● The problem
Identify each line below containing the string "πᾶσα" and copy it.

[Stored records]
▬▬▬

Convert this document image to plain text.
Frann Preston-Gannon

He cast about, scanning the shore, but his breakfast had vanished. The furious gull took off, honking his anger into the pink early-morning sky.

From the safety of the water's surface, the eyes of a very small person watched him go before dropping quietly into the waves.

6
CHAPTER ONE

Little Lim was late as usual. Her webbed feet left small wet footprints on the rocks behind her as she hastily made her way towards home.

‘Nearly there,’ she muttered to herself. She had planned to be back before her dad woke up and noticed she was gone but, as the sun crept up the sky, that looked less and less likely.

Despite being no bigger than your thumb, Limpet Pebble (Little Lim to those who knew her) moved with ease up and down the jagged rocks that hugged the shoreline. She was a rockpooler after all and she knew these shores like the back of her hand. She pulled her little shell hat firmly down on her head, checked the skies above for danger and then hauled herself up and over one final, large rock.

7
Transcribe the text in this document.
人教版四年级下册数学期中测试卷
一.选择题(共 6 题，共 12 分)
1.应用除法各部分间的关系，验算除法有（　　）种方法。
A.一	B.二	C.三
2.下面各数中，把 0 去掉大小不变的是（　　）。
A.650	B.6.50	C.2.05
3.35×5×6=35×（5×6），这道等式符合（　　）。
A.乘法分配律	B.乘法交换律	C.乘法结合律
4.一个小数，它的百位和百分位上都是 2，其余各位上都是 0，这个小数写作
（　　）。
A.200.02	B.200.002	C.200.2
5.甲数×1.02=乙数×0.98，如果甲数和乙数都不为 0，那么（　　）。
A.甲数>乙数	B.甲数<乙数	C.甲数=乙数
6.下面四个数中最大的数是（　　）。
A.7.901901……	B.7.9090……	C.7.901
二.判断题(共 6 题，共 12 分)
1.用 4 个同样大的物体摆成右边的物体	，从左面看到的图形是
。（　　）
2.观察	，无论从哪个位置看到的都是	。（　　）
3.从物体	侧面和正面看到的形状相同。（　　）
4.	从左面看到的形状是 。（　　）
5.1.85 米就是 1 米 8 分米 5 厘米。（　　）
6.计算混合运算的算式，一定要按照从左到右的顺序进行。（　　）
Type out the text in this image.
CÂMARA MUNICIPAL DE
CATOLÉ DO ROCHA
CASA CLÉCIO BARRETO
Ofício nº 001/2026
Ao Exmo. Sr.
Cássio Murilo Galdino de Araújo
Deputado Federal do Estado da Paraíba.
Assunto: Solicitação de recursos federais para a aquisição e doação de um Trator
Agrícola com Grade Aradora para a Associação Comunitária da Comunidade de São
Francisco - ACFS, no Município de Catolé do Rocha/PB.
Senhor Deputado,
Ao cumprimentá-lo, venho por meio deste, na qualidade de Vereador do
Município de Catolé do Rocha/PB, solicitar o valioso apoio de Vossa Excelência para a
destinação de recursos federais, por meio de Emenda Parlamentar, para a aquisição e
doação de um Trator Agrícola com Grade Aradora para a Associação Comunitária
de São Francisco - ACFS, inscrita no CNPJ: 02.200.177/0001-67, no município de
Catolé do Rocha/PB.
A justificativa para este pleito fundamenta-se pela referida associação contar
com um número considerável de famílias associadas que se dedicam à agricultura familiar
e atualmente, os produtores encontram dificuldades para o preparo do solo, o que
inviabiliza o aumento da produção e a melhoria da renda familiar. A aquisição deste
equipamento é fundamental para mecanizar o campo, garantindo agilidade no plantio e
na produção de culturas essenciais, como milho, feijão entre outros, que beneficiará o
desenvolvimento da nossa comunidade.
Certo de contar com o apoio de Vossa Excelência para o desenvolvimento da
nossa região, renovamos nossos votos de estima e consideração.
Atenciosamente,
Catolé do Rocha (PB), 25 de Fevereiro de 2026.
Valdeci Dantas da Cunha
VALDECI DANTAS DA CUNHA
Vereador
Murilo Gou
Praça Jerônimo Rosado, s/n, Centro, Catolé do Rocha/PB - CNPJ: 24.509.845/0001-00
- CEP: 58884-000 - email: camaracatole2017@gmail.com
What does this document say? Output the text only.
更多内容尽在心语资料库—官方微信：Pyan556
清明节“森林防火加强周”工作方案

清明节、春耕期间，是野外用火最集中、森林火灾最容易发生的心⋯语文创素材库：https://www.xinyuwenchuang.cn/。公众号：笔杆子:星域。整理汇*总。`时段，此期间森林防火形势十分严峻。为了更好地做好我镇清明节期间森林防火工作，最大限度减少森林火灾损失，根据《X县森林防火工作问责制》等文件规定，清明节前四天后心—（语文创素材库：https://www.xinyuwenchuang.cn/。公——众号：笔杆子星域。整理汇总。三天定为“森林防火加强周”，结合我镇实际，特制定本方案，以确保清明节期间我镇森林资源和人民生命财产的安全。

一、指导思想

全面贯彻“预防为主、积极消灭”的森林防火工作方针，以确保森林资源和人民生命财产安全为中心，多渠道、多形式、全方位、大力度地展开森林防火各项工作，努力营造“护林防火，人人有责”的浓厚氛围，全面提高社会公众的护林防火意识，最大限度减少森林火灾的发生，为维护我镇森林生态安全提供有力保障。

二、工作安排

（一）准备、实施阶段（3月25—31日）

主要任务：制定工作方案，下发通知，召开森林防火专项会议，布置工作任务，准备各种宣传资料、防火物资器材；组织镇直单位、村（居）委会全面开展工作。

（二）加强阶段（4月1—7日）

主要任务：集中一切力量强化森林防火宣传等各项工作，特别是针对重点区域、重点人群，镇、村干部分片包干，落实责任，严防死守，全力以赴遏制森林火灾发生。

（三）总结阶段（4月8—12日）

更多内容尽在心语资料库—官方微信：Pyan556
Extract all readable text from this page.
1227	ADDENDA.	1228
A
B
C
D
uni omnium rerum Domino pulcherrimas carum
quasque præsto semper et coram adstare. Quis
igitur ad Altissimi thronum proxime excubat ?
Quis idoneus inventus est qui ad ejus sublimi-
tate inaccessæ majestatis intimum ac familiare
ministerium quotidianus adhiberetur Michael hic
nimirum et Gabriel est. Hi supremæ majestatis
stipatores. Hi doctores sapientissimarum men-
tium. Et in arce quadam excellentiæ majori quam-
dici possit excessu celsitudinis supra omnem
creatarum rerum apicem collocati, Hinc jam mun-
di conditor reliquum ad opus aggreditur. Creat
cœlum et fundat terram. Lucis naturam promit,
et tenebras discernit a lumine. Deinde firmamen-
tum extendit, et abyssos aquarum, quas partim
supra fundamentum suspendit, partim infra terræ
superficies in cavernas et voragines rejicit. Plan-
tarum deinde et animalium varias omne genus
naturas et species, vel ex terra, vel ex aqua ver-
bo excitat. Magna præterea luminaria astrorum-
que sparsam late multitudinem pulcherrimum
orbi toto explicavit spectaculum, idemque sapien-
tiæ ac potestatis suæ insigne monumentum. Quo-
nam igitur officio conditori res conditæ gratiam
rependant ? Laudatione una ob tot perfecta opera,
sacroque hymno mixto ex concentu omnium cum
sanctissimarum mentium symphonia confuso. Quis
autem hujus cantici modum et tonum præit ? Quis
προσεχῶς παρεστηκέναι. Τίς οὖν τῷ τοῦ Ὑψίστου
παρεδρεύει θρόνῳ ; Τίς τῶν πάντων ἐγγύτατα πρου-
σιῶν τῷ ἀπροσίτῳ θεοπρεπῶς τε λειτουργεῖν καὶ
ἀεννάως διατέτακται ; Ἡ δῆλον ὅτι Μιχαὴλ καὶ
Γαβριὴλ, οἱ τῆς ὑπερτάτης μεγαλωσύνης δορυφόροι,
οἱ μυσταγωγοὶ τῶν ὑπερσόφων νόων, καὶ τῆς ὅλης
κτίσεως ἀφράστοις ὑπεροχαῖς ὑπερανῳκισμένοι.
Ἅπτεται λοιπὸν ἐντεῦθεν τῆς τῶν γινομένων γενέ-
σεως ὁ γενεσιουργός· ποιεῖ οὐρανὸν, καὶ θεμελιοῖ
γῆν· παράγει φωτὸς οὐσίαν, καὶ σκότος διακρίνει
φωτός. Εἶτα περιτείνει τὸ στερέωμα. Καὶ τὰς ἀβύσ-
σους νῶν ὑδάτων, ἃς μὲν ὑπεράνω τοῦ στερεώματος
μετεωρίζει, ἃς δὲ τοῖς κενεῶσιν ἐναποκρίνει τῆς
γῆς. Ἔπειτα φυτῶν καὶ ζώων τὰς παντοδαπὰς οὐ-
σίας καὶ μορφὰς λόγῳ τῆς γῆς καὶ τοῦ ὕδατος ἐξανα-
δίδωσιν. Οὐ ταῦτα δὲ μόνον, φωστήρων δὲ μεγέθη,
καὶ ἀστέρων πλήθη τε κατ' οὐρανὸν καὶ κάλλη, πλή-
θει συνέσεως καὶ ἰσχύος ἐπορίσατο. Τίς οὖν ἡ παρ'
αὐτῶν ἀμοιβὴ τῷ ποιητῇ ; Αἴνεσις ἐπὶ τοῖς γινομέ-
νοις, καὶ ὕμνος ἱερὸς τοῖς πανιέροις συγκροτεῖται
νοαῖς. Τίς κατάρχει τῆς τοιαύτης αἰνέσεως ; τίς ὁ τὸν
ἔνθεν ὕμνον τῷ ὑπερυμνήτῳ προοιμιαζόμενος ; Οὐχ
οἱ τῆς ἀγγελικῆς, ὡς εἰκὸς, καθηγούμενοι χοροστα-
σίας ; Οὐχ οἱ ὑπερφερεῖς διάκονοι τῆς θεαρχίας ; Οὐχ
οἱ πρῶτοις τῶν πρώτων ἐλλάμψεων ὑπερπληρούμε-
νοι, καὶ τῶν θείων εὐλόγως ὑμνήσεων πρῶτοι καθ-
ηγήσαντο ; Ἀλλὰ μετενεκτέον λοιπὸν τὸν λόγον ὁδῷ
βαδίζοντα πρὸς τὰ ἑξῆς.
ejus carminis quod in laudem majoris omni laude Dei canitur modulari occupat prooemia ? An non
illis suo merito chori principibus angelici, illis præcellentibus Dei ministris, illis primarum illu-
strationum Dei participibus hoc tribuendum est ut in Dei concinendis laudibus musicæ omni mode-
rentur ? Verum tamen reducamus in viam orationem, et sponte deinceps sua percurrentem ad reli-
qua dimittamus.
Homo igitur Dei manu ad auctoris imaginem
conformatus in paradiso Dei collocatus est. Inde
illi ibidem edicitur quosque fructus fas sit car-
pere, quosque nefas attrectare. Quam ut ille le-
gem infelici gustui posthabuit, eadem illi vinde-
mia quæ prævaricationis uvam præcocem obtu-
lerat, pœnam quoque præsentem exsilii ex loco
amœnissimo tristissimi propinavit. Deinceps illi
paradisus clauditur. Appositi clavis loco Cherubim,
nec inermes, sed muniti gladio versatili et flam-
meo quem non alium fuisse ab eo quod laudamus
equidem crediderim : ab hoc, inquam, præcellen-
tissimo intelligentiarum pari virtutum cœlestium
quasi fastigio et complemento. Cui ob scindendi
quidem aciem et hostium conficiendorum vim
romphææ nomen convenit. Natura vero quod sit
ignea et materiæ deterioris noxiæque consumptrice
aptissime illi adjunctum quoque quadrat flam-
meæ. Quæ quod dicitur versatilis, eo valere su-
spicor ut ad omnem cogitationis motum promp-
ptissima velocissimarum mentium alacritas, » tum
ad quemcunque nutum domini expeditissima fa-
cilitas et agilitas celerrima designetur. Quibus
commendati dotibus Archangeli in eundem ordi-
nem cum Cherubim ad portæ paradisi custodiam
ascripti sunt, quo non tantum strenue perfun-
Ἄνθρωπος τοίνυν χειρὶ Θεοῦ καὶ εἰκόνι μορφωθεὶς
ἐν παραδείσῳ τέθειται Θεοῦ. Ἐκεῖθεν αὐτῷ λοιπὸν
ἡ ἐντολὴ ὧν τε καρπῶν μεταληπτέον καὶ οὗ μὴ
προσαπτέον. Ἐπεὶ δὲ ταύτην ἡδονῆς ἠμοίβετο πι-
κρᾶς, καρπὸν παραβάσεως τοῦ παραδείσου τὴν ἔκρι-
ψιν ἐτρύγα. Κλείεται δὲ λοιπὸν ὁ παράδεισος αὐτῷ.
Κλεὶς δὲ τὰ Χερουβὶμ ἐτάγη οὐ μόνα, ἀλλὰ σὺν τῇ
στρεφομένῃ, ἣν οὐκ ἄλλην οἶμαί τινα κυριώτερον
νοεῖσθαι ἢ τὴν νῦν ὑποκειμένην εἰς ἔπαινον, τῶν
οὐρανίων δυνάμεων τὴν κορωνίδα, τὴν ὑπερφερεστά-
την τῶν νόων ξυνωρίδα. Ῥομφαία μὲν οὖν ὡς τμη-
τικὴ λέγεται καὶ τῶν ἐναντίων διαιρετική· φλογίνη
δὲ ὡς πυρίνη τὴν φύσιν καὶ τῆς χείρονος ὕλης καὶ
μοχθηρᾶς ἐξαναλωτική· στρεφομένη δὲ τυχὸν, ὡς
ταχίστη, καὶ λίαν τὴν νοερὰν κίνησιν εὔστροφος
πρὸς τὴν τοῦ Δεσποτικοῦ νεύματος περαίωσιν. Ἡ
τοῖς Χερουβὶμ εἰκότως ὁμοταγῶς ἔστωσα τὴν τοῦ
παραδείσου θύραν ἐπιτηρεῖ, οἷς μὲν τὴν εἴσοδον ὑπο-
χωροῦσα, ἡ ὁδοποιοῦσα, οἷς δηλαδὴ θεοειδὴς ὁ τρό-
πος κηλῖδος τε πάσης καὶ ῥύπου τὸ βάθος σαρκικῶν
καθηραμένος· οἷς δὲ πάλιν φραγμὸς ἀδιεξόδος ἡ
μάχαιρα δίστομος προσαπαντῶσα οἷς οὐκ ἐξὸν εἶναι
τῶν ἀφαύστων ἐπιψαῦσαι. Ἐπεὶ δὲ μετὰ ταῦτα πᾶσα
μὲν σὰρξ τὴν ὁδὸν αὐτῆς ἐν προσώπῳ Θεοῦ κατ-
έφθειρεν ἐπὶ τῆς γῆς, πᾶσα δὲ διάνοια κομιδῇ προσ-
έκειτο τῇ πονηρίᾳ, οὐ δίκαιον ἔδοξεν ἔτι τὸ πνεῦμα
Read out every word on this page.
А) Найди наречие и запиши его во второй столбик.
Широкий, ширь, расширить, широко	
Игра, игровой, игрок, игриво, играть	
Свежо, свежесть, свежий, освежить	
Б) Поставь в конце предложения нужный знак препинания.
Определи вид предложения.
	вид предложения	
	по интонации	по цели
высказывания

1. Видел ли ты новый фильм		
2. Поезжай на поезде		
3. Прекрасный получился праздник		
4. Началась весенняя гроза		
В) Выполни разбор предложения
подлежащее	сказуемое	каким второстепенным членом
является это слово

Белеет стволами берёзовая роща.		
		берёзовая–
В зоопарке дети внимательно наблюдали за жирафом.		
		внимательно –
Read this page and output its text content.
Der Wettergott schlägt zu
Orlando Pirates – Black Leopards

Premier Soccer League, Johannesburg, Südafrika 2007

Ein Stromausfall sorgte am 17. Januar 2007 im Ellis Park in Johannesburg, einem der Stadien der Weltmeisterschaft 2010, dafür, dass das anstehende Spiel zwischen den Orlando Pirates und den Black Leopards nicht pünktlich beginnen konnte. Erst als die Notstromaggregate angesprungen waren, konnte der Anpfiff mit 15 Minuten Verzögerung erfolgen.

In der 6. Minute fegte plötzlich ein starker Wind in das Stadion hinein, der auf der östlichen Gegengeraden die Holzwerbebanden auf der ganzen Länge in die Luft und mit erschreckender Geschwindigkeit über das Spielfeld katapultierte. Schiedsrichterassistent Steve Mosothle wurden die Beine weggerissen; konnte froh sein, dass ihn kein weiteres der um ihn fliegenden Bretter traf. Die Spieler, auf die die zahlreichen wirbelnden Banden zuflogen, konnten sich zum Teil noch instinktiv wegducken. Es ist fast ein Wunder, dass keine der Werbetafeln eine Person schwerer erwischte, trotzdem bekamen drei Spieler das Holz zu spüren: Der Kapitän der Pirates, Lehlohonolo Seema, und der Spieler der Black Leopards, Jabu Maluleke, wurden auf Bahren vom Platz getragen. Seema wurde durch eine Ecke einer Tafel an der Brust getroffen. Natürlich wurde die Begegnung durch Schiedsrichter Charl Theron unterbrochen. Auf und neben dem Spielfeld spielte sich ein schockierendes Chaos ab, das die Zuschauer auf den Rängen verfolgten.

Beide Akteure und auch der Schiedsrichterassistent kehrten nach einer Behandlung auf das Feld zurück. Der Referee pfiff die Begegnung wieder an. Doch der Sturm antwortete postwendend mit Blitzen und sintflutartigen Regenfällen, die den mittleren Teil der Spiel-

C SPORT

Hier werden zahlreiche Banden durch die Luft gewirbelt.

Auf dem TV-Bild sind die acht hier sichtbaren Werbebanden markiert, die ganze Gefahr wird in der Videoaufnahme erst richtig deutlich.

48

▬▬▬

● Final result
τῶν ἀφαύστων ἐπιψαῦσαι. Ἐπεὶ δὲ μετὰ ταῦτα πᾶσα
έφθειρεν ἐπὶ τῆς γῆς, πᾶσα δὲ διάνοια κομιδῇ προσ-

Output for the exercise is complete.